### Problem details
Every line containing the word "بعضهم" needs to be found and copied.

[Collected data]
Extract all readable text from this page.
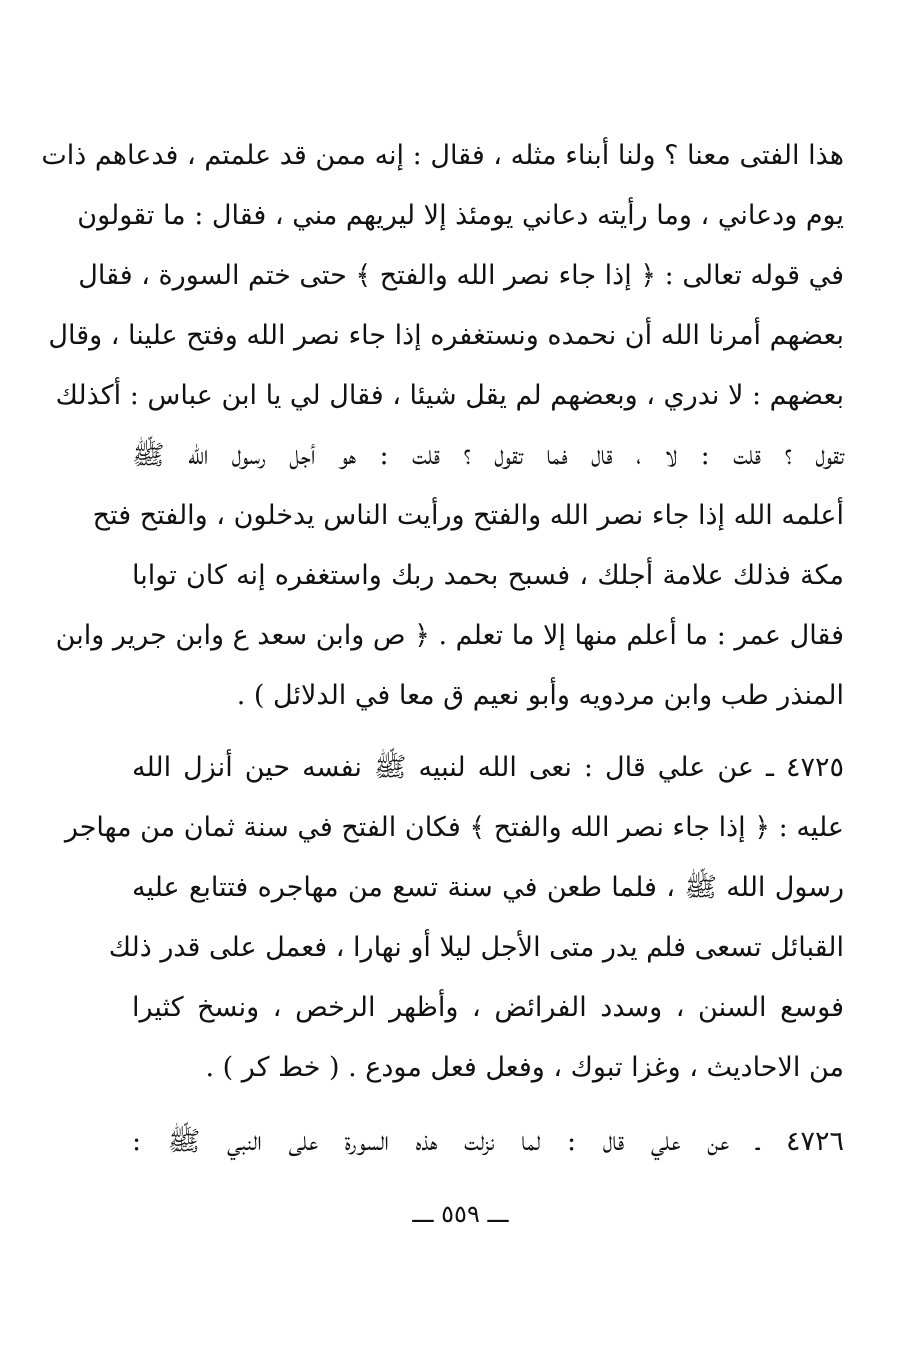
هذا الفتى معنا ؟ ولنا أبناء مثله ، فقال : إنه ممن قد علمتم ، فدعاهم ذات
يوم ودعاني ، وما رأيته دعاني يومئذ إلا ليريهم مني ، فقال : ما تقولون
في قوله تعالى : ﴿ إذا جاء نصر الله والفتح ﴾ حتى ختم السورة ، فقال
بعضهم أمرنا الله أن نحمده ونستغفره إذا جاء نصر الله وفتح علينا ، وقال
بعضهم : لا ندري ، وبعضهم لم يقل شيئا ، فقال لي يا ابن عباس : أكذلك
تقول ؟ قلت : لا ، قال فما تقول ؟ قلت : هو أجل رسول الله ﷺ
أعلمه الله إذا جاء نصر الله والفتح ورأيت الناس يدخلون ، والفتح فتح
مكة فذلك علامة أجلك ، فسبح بحمد ربك واستغفره إنه كان توابا
فقال عمر : ما أعلم منها إلا ما تعلم . ﴿ ص وابن سعد ع وابن جرير وابن
المنذر طب وابن مردويه وأبو نعيم ق معا في الدلائل ) .
٤٧٢٥ ـ عن علي قال : نعى الله لنبيه ﷺ نفسه حين أنزل الله
عليه : ﴿ إذا جاء نصر الله والفتح ﴾ فكان الفتح في سنة ثمان من مهاجر
رسول الله ﷺ ، فلما طعن في سنة تسع من مهاجره فتتابع عليه
القبائل تسعى فلم يدر متى الأجل ليلا أو نهارا ، فعمل على قدر ذلك
فوسع السنن ، وسدد الفرائض ، وأظهر الرخص ، ونسخ كثيرا
من الاحاديث ، وغزا تبوك ، وفعل فعل مودع . ( خط كر ) .
٤٧٢٦ ـ عن علي قال : لما نزلت هذه السورة على النبي ﷺ :
ـــ ٥٥٩ ـــ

### Output below
بعضهم أمرنا الله أن نحمده ونستغفره إذا جاء نصر الله وفتح علينا ، وقال
بعضهم : لا ندري ، وبعضهم لم يقل شيئا ، فقال لي يا ابن عباس : أكذلك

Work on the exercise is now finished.